EXERCISE TASK: Below are records; count the lines that contain "value" and give only the total.

(Stored entries)
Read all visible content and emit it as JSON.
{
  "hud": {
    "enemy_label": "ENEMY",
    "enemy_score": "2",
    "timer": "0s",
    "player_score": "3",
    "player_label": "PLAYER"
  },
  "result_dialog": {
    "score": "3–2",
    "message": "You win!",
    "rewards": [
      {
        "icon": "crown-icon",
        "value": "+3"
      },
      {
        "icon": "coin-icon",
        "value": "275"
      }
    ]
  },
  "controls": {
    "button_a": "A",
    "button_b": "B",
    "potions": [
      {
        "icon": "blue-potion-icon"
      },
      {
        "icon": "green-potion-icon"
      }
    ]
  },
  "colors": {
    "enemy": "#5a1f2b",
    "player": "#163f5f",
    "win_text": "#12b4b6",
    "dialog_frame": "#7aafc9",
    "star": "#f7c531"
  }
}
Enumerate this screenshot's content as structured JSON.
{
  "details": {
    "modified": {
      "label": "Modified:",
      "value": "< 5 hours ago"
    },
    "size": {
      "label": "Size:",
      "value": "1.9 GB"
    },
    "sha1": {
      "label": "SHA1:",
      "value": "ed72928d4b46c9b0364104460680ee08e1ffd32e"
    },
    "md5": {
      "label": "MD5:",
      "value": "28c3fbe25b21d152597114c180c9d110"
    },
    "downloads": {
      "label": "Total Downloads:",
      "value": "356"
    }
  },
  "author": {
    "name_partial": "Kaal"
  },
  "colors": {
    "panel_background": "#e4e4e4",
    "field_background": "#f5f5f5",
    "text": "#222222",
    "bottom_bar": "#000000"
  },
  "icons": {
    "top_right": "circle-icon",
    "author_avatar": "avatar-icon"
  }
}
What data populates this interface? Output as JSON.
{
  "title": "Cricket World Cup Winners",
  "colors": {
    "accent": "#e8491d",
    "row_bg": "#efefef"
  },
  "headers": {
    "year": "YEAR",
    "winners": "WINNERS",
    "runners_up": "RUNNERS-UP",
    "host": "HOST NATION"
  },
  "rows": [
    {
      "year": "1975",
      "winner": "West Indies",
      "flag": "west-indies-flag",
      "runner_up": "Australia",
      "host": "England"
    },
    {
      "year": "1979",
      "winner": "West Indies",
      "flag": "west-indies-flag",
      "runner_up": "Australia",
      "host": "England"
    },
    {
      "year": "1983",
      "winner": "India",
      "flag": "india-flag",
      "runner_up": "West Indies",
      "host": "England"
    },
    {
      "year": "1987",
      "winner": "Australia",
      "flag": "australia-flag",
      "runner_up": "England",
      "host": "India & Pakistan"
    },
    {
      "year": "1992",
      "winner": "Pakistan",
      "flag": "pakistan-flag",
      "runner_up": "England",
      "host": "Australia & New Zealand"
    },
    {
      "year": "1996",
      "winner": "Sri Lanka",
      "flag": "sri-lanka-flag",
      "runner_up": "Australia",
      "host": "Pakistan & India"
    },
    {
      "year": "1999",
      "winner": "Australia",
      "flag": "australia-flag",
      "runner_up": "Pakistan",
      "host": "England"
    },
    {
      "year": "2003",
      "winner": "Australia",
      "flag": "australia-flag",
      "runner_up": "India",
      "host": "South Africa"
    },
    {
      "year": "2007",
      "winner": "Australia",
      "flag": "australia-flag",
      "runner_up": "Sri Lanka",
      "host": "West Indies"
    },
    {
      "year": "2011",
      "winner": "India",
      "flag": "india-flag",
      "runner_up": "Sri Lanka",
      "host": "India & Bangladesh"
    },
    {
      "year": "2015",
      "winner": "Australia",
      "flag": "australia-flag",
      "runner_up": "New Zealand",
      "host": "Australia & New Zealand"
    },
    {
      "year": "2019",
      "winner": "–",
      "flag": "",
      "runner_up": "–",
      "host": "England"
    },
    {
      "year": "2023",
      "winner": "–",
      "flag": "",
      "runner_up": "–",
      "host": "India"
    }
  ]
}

FINISHED EXERCISE: 7